WORK TO DO: Where a line contains the string "Monate", copy that line.
::::
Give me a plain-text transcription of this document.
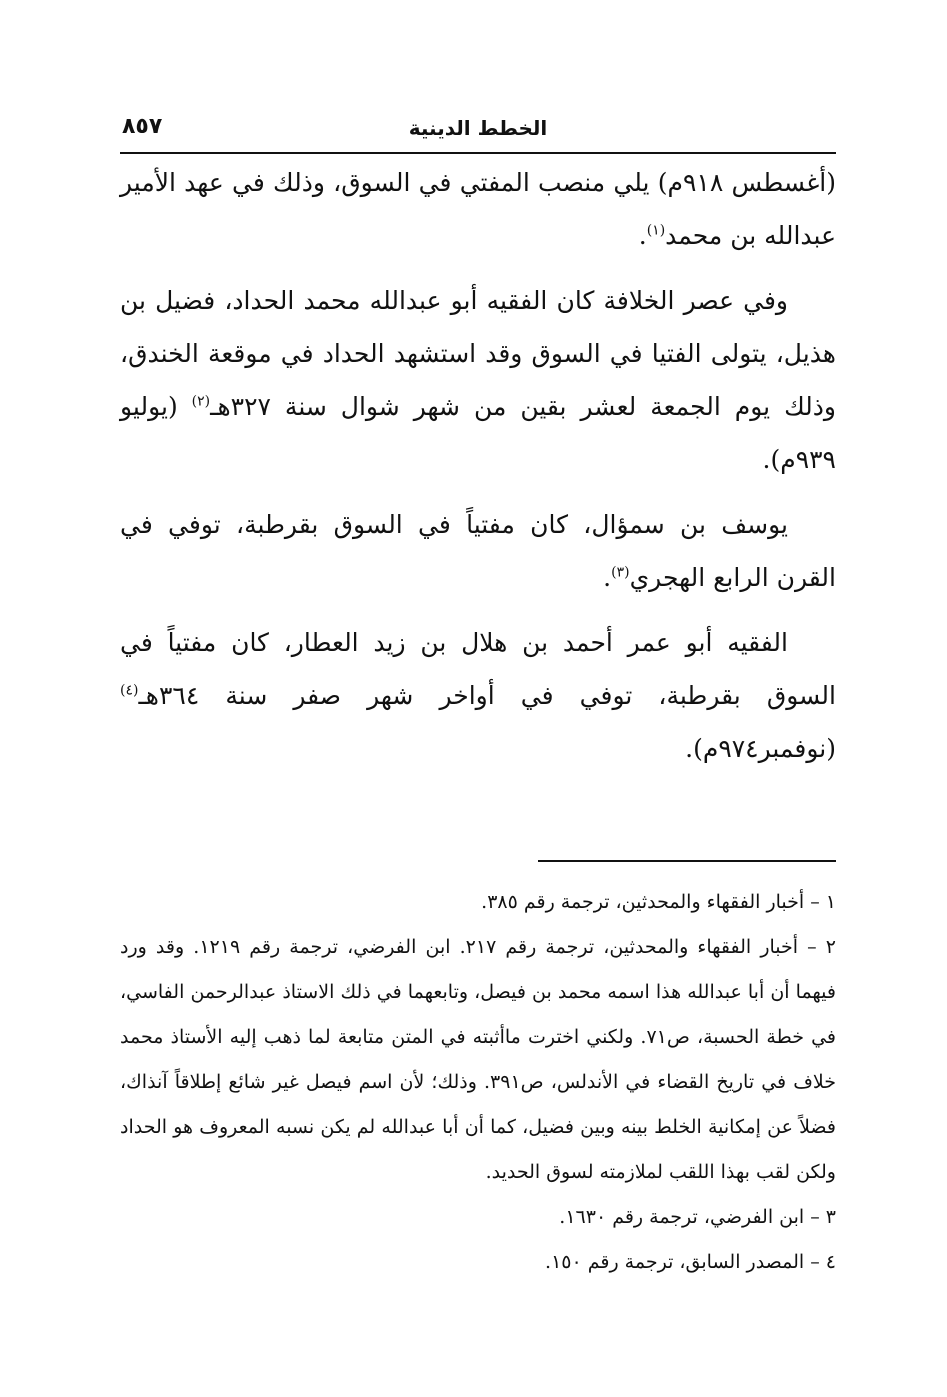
الخطط الدينية
٨٥٧

(أغسطس ٩١٨م) يلي منصب المفتي في السوق، وذلك في عهد الأمير عبدالله بن محمد$^{(١)}$.

وفي عصر الخلافة كان الفقيه أبو عبدالله محمد الحداد، فضيل بن هذيل، يتولى الفتيا في السوق وقد استشهد الحداد في موقعة الخندق، وذلك يوم الجمعة لعشر بقين من شهر شوال سنة ٣٢٧هـ$^{(٢)}$ (يوليو ٩٣٩م).

يوسف بن سمؤال، كان مفتياً في السوق بقرطبة، توفي في القرن الرابع الهجري$^{(٣)}$.

الفقيه أبو عمر أحمد بن هلال بن زيد العطار، كان مفتياً في السوق بقرطبة، توفي في أواخر شهر صفر سنة ٣٦٤هـ$^{(٤)}$ (نوفمبر٩٧٤م).

١ – أخبار الفقهاء والمحدثين، ترجمة رقم ٣٨٥.

٢ – أخبار الفقهاء والمحدثين، ترجمة رقم ٢١٧. ابن الفرضي، ترجمة رقم ١٢١٩. وقد ورد فيهما أن أبا عبدالله هذا اسمه محمد بن فيصل، وتابعهما في ذلك الاستاذ عبدالرحمن الفاسي، في خطة الحسبة، ص٧١. ولكني اخترت ماأثبته في المتن متابعة لما ذهب إليه الأستاذ محمد خلاف في تاريخ القضاء في الأندلس، ص٣٩١. وذلك؛ لأن اسم فيصل غير شائع إطلاقاً آنذاك، فضلاً عن إمكانية الخلط بينه وبين فضيل، كما أن أبا عبدالله لم يكن نسبه المعروف هو الحداد ولكن لقب بهذا اللقب لملازمته لسوق الحديد.

٣ – ابن الفرضي، ترجمة رقم ١٦٣٠.

٤ – المصدر السابق، ترجمة رقم ١٥٠.
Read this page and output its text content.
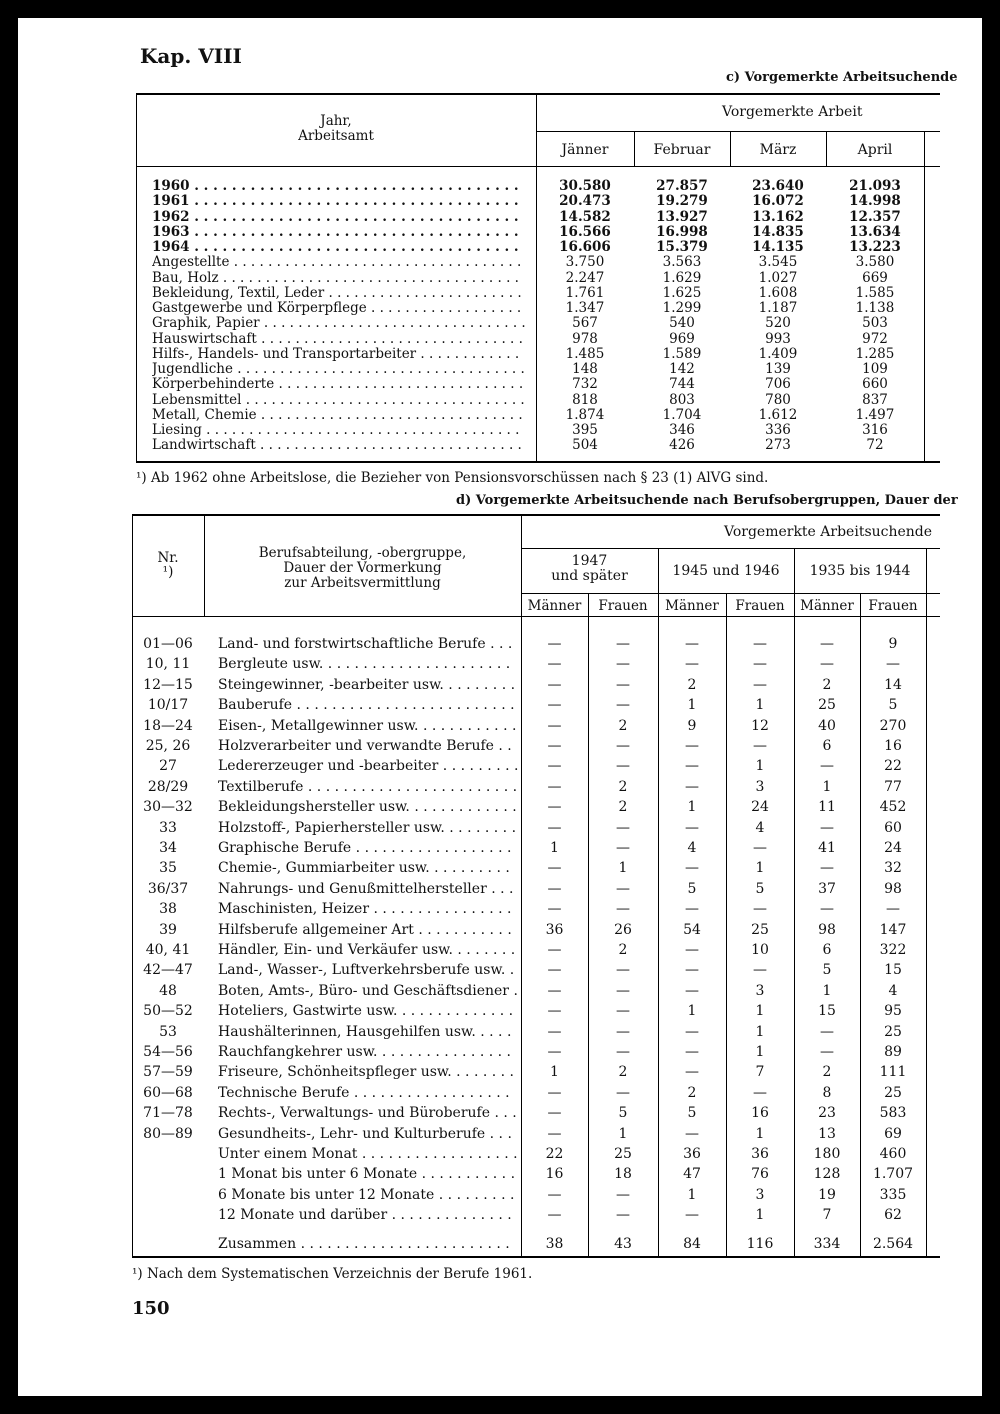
Kap. VIII
c) Vorgemerkte Arbeitsuchende
Jahr,
Arbeitsamt
Vorgemerkte Arbeit
Jänner	Februar	März	April
1960 . . . . . . . . . . . . . . . . . . . . . . . . . . . . . . . . . . .	30.580	27.857	23.640	21.093
1961 . . . . . . . . . . . . . . . . . . . . . . . . . . . . . . . . . . .	20.473	19.279	16.072	14.998
1962 . . . . . . . . . . . . . . . . . . . . . . . . . . . . . . . . . . .	14.582	13.927	13.162	12.357
1963 . . . . . . . . . . . . . . . . . . . . . . . . . . . . . . . . . . .	16.566	16.998	14.835	13.634
1964 . . . . . . . . . . . . . . . . . . . . . . . . . . . . . . . . . . .	16.606	15.379	14.135	13.223
Angestellte . . . . . . . . . . . . . . . . . . . . . . . . . . . . . . . . . .	3.750	3.563	3.545	3.580
Bau, Holz . . . . . . . . . . . . . . . . . . . . . . . . . . . . . . . . . . .	2.247	1.629	1.027	669
Bekleidung, Textil, Leder . . . . . . . . . . . . . . . . . . . . . . .	1.761	1.625	1.608	1.585
Gastgewerbe und Körperpflege . . . . . . . . . . . . . . . . . .	1.347	1.299	1.187	1.138
Graphik, Papier . . . . . . . . . . . . . . . . . . . . . . . . . . . . . . .	567	540	520	503
Hauswirtschaft . . . . . . . . . . . . . . . . . . . . . . . . . . . . . . .	978	969	993	972
Hilfs-, Handels- und Transportarbeiter . . . . . . . . . . . .	1.485	1.589	1.409	1.285
Jugendliche . . . . . . . . . . . . . . . . . . . . . . . . . . . . . . . . . .	148	142	139	109
Körperbehinderte . . . . . . . . . . . . . . . . . . . . . . . . . . . . .	732	744	706	660
Lebensmittel . . . . . . . . . . . . . . . . . . . . . . . . . . . . . . . . .	818	803	780	837
Metall, Chemie . . . . . . . . . . . . . . . . . . . . . . . . . . . . . . .	1.874	1.704	1.612	1.497
Liesing . . . . . . . . . . . . . . . . . . . . . . . . . . . . . . . . . . . . .	395	346	336	316
Landwirtschaft . . . . . . . . . . . . . . . . . . . . . . . . . . . . . . .	504	426	273	72
¹) Ab 1962 ohne Arbeitslose, die Bezieher von Pensionsvorschüssen nach § 23 (1) AlVG sind.
d) Vorgemerkte Arbeitsuchende nach Berufsobergruppen, Dauer der
Nr.
¹)
Berufsabteilung, -obergruppe,
Dauer der Vormerkung
zur Arbeitsvermittlung
Vorgemerkte Arbeitsuchende
1947
und später	1945 und 1946	1935 bis 1944
Männer	Frauen	Männer	Frauen	Männer	Frauen
01—06	Land- und forstwirtschaftliche Berufe . . .	—	—	—	—	—	9
10, 11	Bergleute usw. . . . . . . . . . . . . . . . . . . . . .	—	—	—	—	—	—
12—15	Steingewinner, -bearbeiter usw. . . . . . . . .	—	—	2	—	2	14
10/17	Bauberufe . . . . . . . . . . . . . . . . . . . . . . . . .	—	—	1	1	25	5
18—24	Eisen-, Metallgewinner usw. . . . . . . . . . . .	—	2	9	12	40	270
25, 26	Holzverarbeiter und verwandte Berufe . .	—	—	—	—	6	16
27	Ledererzeuger und -bearbeiter . . . . . . . . .	—	—	—	1	—	22
28/29	Textilberufe . . . . . . . . . . . . . . . . . . . . . . . .	—	2	—	3	1	77
30—32	Bekleidungshersteller usw. . . . . . . . . . . . .	—	2	1	24	11	452
33	Holzstoff-, Papierhersteller usw. . . . . . . . .	—	—	—	4	—	60
34	Graphische Berufe . . . . . . . . . . . . . . . . . .	1	—	4	—	41	24
35	Chemie-, Gummiarbeiter usw. . . . . . . . . .	—	1	—	1	—	32
36/37	Nahrungs- und Genußmittelhersteller . . .	—	—	5	5	37	98
38	Maschinisten, Heizer . . . . . . . . . . . . . . . .	—	—	—	—	—	—
39	Hilfsberufe allgemeiner Art . . . . . . . . . . .	36	26	54	25	98	147
40, 41	Händler, Ein- und Verkäufer usw. . . . . . . .	—	2	—	10	6	322
42—47	Land-, Wasser-, Luftverkehrsberufe usw. .	—	—	—	—	5	15
48	Boten, Amts-, Büro- und Geschäftsdiener .	—	—	—	3	1	4
50—52	Hoteliers, Gastwirte usw. . . . . . . . . . . . . .	—	—	1	1	15	95
53	Haushälterinnen, Hausgehilfen usw. . . . .	—	—	—	1	—	25
54—56	Rauchfangkehrer usw. . . . . . . . . . . . . . . .	—	—	—	1	—	89
57—59	Friseure, Schönheitspfleger usw. . . . . . . .	1	2	—	7	2	111
60—68	Technische Berufe . . . . . . . . . . . . . . . . . .	—	—	2	—	8	25
71—78	Rechts-, Verwaltungs- und Büroberufe . . .	—	5	5	16	23	583
80—89	Gesundheits-, Lehr- und Kulturberufe . . .	—	1	—	1	13	69
Unter einem Monat . . . . . . . . . . . . . . . . . .	22	25	36	36	180	460
1 Monat bis unter 6 Monate . . . . . . . . . . .	16	18	47	76	128	1.707
6 Monate bis unter 12 Monate . . . . . . . . .	—	—	1	3	19	335
12 Monate und darüber . . . . . . . . . . . . . .	—	—	—	1	7	62
Zusammen . . . . . . . . . . . . . . . . . . . . . . . .	38	43	84	116	334	2.564
¹) Nach dem Systematischen Verzeichnis der Berufe 1961.
150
::::
CORRECT ANSWER:
1 Monat bis unter 6 Monate . . . . . . . . . . .	16	18	47	76	128	1.707
6 Monate bis unter 12 Monate . . . . . . . . .	—	—	1	3	19	335
12 Monate und darüber . . . . . . . . . . . . . .	—	—	—	1	7	62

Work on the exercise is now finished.